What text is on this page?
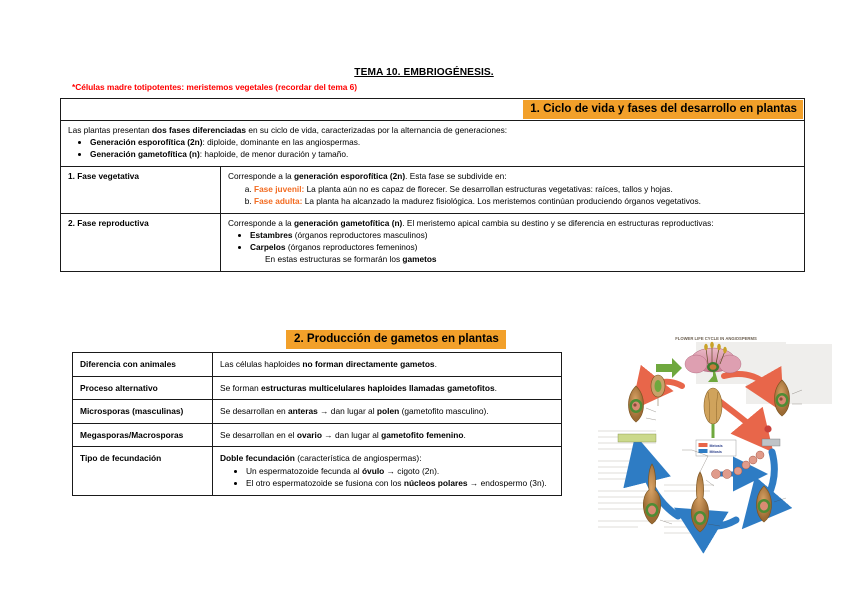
TEMA 10. EMBRIOGÉNESIS.
*Células madre totipotentes: meristemos vegetales (recordar del tema 6)
1. Ciclo de vida y fases del desarrollo en plantas	

Las plantas presentan dos fases diferenciadas en su ciclo de vida, caracterizadas por la alternancia de generaciones:
• Generación esporofítica (2n): diploide, dominante en las angiospermas.
• Generación gametofítica (n): haploide, de menor duración y tamaño.

1. Fase vegetativa	Corresponde a la generación esporofítica (2n). Esta fase se subdivide en:
a. Fase juvenil: La planta aún no es capaz de florecer. Se desarrollan estructuras vegetativas: raíces, tallos y hojas.
b. Fase adulta: La planta ha alcanzado la madurez fisiológica. Los meristemos continúan produciendo órganos vegetativos.

2. Fase reproductiva	Corresponde a la generación gametofítica (n). El meristemo apical cambia su destino y se diferencia en estructuras reproductivas:
• Estambres (órganos reproductores masculinos)
• Carpelos (órganos reproductores femeninos)
En estas estructuras se formarán los gametos
2. Producción de gametos en plantas
Diferencia con animales	Las células haploides no forman directamente gametos.
Proceso alternativo	Se forman estructuras multicelulares haploides llamadas gametofitos.
Microsporas (masculinas)	Se desarrollan en anteras → dan lugar al polen (gametofito masculino).
Megasporas/Macrosporas	Se desarrollan en el ovario → dan lugar al gametofito femenino.
Tipo de fecundación	Doble fecundación (característica de angiospermas):
• Un espermatozoide fecunda al óvulo → cigoto (2n).
• El otro espermatozoide se fusiona con los núcleos polares → endospermo (3n).
FLOWER LIFE CYCLE IN ANGIOSPERMS
Meiosis
Mitosis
···
* **Task brief**: Quote every record above exactly, omitting any pictures they contain.

* **Problem solution**:
What text is on this page?
TEMA 10. EMBRIOGÉNESIS.
*Células madre totipotentes: meristemos vegetales (recordar del tema 6)
1. Ciclo de vida y fases del desarrollo en plantas	

Las plantas presentan dos fases diferenciadas en su ciclo de vida, caracterizadas por la alternancia de generaciones:
• Generación esporofítica (2n): diploide, dominante en las angiospermas.
• Generación gametofítica (n): haploide, de menor duración y tamaño.

1. Fase vegetativa	Corresponde a la generación esporofítica (2n). Esta fase se subdivide en:
a. Fase juvenil: La planta aún no es capaz de florecer. Se desarrollan estructuras vegetativas: raíces, tallos y hojas.
b. Fase adulta: La planta ha alcanzado la madurez fisiológica. Los meristemos continúan produciendo órganos vegetativos.

2. Fase reproductiva	Corresponde a la generación gametofítica (n). El meristemo apical cambia su destino y se diferencia en estructuras reproductivas:
• Estambres (órganos reproductores masculinos)
• Carpelos (órganos reproductores femeninos)
En estas estructuras se formarán los gametos
2. Producción de gametos en plantas
Diferencia con animales	Las células haploides no forman directamente gametos.
Proceso alternativo	Se forman estructuras multicelulares haploides llamadas gametofitos.
Microsporas (masculinas)	Se desarrollan en anteras → dan lugar al polen (gametofito masculino).
Megasporas/Macrosporas	Se desarrollan en el ovario → dan lugar al gametofito femenino.
Tipo de fecundación	Doble fecundación (característica de angiospermas):
• Un espermatozoide fecunda al óvulo → cigoto (2n).
• El otro espermatozoide se fusiona con los núcleos polares → endospermo (3n).
FLOWER LIFE CYCLE IN ANGIOSPERMS
Meiosis
Mitosis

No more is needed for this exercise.